• THE TASK
Below are some records. Copy every line in them that holds "生产部门".
## BEGIN LISTING
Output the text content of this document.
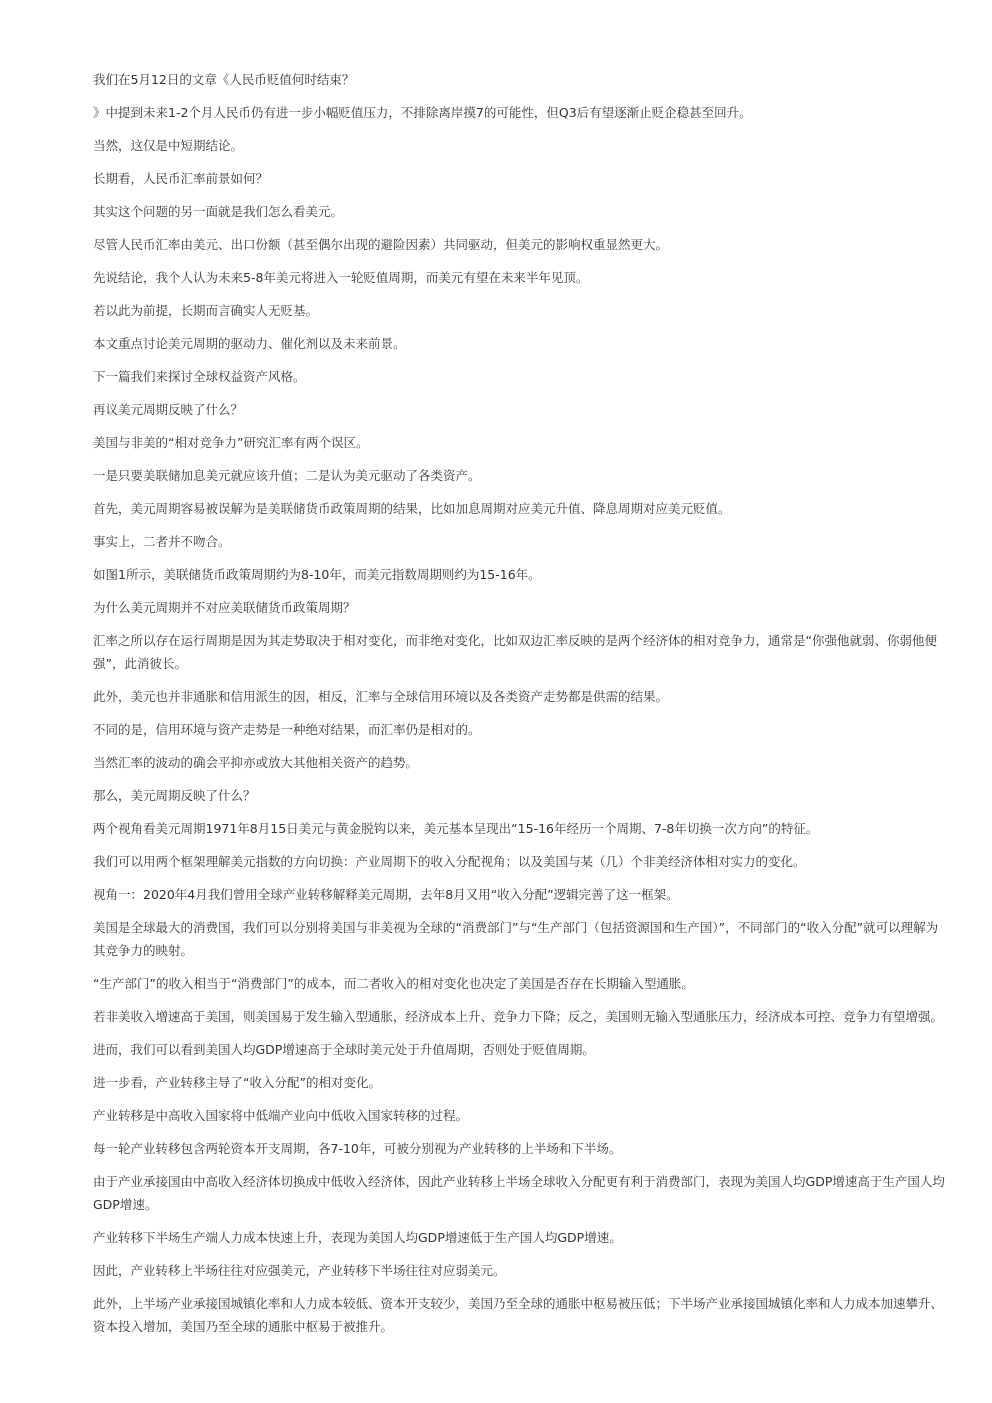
我们在5月12日的文章《人民币贬值何时结束？

》中提到未来1-2个月人民币仍有进一步小幅贬值压力，不排除离岸摸7的可能性，但Q3后有望逐渐止贬企稳甚至回升。

当然，这仅是中短期结论。

长期看，人民币汇率前景如何？

其实这个问题的另一面就是我们怎么看美元。

尽管人民币汇率由美元、出口份额（甚至偶尔出现的避险因素）共同驱动，但美元的影响权重显然更大。

先说结论，我个人认为未来5-8年美元将进入一轮贬值周期，而美元有望在未来半年见顶。

若以此为前提，长期而言确实人无贬基。

本文重点讨论美元周期的驱动力、催化剂以及未来前景。

下一篇我们来探讨全球权益资产风格。

再议美元周期反映了什么？

美国与非美的“相对竞争力”研究汇率有两个误区。

一是只要美联储加息美元就应该升值；二是认为美元驱动了各类资产。

首先，美元周期容易被误解为是美联储货币政策周期的结果，比如加息周期对应美元升值、降息周期对应美元贬值。

事实上，二者并不吻合。

如图1所示，美联储货币政策周期约为8-10年，而美元指数周期则约为15-16年。

为什么美元周期并不对应美联储货币政策周期？

汇率之所以存在运行周期是因为其走势取决于相对变化，而非绝对变化，比如双边汇率反映的是两个经济体的相对竞争力，通常是“你强他就弱、你弱他便强”，此消彼长。

此外，美元也并非通胀和信用派生的因，相反，汇率与全球信用环境以及各类资产走势都是供需的结果。

不同的是，信用环境与资产走势是一种绝对结果，而汇率仍是相对的。

当然汇率的波动的确会平抑亦或放大其他相关资产的趋势。

那么，美元周期反映了什么？

两个视角看美元周期1971年8月15日美元与黄金脱钩以来，美元基本呈现出“15-16年经历一个周期、7-8年切换一次方向”的特征。

我们可以用两个框架理解美元指数的方向切换：产业周期下的收入分配视角；以及美国与某（几）个非美经济体相对实力的变化。

视角一：2020年4月我们曾用全球产业转移解释美元周期，去年8月又用“收入分配”逻辑完善了这一框架。

美国是全球最大的消费国，我们可以分别将美国与非美视为全球的“消费部门”与“生产部门（包括资源国和生产国）”，不同部门的“收入分配”就可以理解为其竞争力的映射。

“生产部门”的收入相当于“消费部门”的成本，而二者收入的相对变化也决定了美国是否存在长期输入型通胀。

若非美收入增速高于美国，则美国易于发生输入型通胀，经济成本上升、竞争力下降；反之，美国则无输入型通胀压力，经济成本可控、竞争力有望增强。

进而，我们可以看到美国人均GDP增速高于全球时美元处于升值周期，否则处于贬值周期。

进一步看，产业转移主导了“收入分配”的相对变化。

产业转移是中高收入国家将中低端产业向中低收入国家转移的过程。

每一轮产业转移包含两轮资本开支周期，各7-10年，可被分别视为产业转移的上半场和下半场。

由于产业承接国由中高收入经济体切换成中低收入经济体，因此产业转移上半场全球收入分配更有利于消费部门，表现为美国人均GDP增速高于生产国人均GDP增速。

产业转移下半场生产端人力成本快速上升，表现为美国人均GDP增速低于生产国人均GDP增速。

因此，产业转移上半场往往对应强美元，产业转移下半场往往对应弱美元。

此外，上半场产业承接国城镇化率和人力成本较低、资本开支较少，美国乃至全球的通胀中枢易被压低；下半场产业承接国城镇化率和人力成本加速攀升、资本投入增加，美国乃至全球的通胀中枢易于被推升。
## END LISTING
• CORRECT OUTPUT
美国是全球最大的消费国，我们可以分别将美国与非美视为全球的“消费部门”与“生产部门（包括资源国和生产国）”，不同部门的“收入分配”就可以理解为其竞争力的映射。
“生产部门”的收入相当于“消费部门”的成本，而二者收入的相对变化也决定了美国是否存在长期输入型通胀。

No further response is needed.